======== Given information ========
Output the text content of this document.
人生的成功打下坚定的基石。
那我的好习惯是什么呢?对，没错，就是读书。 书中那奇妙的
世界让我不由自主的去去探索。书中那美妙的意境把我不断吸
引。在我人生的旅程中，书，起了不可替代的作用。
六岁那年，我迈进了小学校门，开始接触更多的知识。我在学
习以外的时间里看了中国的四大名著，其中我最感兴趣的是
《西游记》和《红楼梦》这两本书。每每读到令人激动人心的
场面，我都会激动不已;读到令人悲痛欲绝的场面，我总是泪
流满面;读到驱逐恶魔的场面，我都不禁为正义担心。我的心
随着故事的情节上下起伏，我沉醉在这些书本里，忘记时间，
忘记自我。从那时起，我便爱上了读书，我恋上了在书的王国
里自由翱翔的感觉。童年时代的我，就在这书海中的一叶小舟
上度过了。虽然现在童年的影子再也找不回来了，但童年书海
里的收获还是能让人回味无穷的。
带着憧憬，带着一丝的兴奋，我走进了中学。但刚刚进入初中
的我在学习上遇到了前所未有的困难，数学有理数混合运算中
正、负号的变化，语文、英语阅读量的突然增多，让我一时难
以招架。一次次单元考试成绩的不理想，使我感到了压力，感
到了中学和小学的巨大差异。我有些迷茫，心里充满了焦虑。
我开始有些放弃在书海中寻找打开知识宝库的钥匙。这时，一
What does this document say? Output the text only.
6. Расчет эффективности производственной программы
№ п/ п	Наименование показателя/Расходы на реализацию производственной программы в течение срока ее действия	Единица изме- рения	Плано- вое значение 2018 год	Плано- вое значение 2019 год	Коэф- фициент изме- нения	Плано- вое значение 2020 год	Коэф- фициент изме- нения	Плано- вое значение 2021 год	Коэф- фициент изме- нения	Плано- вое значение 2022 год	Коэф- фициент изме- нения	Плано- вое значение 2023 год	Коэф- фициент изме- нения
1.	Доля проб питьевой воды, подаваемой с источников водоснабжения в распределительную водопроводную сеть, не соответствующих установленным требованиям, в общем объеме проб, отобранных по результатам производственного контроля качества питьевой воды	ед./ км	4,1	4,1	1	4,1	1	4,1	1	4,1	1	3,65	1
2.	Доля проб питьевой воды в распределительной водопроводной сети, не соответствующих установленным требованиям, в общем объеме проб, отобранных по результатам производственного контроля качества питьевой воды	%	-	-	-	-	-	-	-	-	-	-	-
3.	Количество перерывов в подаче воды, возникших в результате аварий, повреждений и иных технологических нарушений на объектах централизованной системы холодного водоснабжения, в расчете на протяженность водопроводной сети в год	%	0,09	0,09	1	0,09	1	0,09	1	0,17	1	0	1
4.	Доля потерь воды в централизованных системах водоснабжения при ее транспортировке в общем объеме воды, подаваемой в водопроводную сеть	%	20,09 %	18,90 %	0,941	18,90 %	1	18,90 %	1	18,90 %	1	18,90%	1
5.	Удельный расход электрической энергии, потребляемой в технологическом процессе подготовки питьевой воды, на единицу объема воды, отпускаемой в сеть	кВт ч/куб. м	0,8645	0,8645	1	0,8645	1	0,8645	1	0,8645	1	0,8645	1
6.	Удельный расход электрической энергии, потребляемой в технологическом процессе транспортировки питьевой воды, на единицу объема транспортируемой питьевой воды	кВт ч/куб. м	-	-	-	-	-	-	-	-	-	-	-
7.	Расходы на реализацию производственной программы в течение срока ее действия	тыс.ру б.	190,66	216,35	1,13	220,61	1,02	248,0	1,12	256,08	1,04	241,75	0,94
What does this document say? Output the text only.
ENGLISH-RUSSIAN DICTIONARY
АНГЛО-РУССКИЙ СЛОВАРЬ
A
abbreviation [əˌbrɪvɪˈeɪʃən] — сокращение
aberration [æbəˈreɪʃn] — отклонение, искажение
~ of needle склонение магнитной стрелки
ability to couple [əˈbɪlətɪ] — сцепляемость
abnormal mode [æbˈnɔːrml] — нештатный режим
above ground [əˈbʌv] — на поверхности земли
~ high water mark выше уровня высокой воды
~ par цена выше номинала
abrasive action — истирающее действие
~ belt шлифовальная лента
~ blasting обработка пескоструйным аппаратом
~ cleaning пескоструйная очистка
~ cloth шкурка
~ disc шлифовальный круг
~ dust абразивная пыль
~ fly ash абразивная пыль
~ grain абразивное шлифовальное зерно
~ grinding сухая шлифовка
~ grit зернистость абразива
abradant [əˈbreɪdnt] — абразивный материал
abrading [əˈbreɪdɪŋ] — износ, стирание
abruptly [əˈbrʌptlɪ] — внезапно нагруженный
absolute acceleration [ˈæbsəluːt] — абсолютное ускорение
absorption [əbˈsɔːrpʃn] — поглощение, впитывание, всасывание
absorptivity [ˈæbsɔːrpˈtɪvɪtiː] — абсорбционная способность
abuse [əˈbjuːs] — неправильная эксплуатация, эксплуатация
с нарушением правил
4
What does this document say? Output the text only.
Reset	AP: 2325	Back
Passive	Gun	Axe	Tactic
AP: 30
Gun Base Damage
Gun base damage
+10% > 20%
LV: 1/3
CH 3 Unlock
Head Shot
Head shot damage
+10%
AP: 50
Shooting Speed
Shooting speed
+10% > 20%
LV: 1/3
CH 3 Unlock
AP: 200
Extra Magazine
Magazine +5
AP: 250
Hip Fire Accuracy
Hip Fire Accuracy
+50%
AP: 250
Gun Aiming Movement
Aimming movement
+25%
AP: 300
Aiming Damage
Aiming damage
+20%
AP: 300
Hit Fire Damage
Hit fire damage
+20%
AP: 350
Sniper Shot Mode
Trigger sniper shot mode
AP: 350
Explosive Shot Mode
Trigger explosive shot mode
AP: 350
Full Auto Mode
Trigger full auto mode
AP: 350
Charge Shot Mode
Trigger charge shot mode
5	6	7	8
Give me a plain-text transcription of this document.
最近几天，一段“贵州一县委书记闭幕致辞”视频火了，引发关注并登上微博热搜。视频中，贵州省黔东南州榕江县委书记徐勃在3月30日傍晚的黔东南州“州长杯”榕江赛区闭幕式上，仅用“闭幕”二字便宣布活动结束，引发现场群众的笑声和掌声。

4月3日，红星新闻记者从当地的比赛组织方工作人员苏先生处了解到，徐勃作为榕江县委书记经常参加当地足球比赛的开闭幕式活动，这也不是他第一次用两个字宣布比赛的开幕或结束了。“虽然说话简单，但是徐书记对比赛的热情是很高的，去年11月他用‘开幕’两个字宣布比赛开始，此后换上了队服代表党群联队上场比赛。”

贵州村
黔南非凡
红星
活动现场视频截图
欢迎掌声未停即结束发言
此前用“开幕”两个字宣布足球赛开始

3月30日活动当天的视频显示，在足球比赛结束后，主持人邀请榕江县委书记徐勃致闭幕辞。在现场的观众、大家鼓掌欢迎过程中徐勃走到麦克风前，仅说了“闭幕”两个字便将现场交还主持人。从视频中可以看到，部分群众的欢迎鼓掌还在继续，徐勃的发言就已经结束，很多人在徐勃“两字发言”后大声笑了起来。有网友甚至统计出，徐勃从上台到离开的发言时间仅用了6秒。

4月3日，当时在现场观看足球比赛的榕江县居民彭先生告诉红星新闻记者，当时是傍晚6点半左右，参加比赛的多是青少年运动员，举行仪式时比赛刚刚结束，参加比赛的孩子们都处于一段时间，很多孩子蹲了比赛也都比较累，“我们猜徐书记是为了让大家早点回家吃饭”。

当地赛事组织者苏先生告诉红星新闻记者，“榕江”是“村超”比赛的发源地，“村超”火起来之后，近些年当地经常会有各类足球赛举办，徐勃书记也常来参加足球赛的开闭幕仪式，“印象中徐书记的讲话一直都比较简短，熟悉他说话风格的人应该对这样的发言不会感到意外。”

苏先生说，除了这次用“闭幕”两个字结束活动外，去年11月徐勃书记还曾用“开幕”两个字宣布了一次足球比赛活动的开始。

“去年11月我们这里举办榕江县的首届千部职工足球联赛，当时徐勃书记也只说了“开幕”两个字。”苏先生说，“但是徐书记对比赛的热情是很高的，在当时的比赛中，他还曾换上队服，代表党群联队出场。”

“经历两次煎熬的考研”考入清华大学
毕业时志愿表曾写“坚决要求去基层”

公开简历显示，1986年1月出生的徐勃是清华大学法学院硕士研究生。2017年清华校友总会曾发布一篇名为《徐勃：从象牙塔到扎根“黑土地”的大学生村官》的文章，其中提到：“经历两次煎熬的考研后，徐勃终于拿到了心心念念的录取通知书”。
========
**Exercise prompt:**
Repeat, without changes, every line from the one that contains "Give me a plain-text" through the final line of the data.

**Answer to this problem:**
Give me a plain-text transcription of this document.
最近几天，一段“贵州一县委书记闭幕致辞”视频火了，引发关注并登上微博热搜。视频中，贵州省黔东南州榕江县委书记徐勃在3月30日傍晚的黔东南州“州长杯”榕江赛区闭幕式上，仅用“闭幕”二字便宣布活动结束，引发现场群众的笑声和掌声。

4月3日，红星新闻记者从当地的比赛组织方工作人员苏先生处了解到，徐勃作为榕江县委书记经常参加当地足球比赛的开闭幕式活动，这也不是他第一次用两个字宣布比赛的开幕或结束了。“虽然说话简单，但是徐书记对比赛的热情是很高的，去年11月他用‘开幕’两个字宣布比赛开始，此后换上了队服代表党群联队上场比赛。”

贵州村
黔南非凡
红星
活动现场视频截图
欢迎掌声未停即结束发言
此前用“开幕”两个字宣布足球赛开始

3月30日活动当天的视频显示，在足球比赛结束后，主持人邀请榕江县委书记徐勃致闭幕辞。在现场的观众、大家鼓掌欢迎过程中徐勃走到麦克风前，仅说了“闭幕”两个字便将现场交还主持人。从视频中可以看到，部分群众的欢迎鼓掌还在继续，徐勃的发言就已经结束，很多人在徐勃“两字发言”后大声笑了起来。有网友甚至统计出，徐勃从上台到离开的发言时间仅用了6秒。

4月3日，当时在现场观看足球比赛的榕江县居民彭先生告诉红星新闻记者，当时是傍晚6点半左右，参加比赛的多是青少年运动员，举行仪式时比赛刚刚结束，参加比赛的孩子们都处于一段时间，很多孩子蹲了比赛也都比较累，“我们猜徐书记是为了让大家早点回家吃饭”。

当地赛事组织者苏先生告诉红星新闻记者，“榕江”是“村超”比赛的发源地，“村超”火起来之后，近些年当地经常会有各类足球赛举办，徐勃书记也常来参加足球赛的开闭幕仪式，“印象中徐书记的讲话一直都比较简短，熟悉他说话风格的人应该对这样的发言不会感到意外。”

苏先生说，除了这次用“闭幕”两个字结束活动外，去年11月徐勃书记还曾用“开幕”两个字宣布了一次足球比赛活动的开始。

“去年11月我们这里举办榕江县的首届千部职工足球联赛，当时徐勃书记也只说了“开幕”两个字。”苏先生说，“但是徐书记对比赛的热情是很高的，在当时的比赛中，他还曾换上队服，代表党群联队出场。”

“经历两次煎熬的考研”考入清华大学
毕业时志愿表曾写“坚决要求去基层”

公开简历显示，1986年1月出生的徐勃是清华大学法学院硕士研究生。2017年清华校友总会曾发布一篇名为《徐勃：从象牙塔到扎根“黑土地”的大学生村官》的文章，其中提到：“经历两次煎熬的考研后，徐勃终于拿到了心心念念的录取通知书”。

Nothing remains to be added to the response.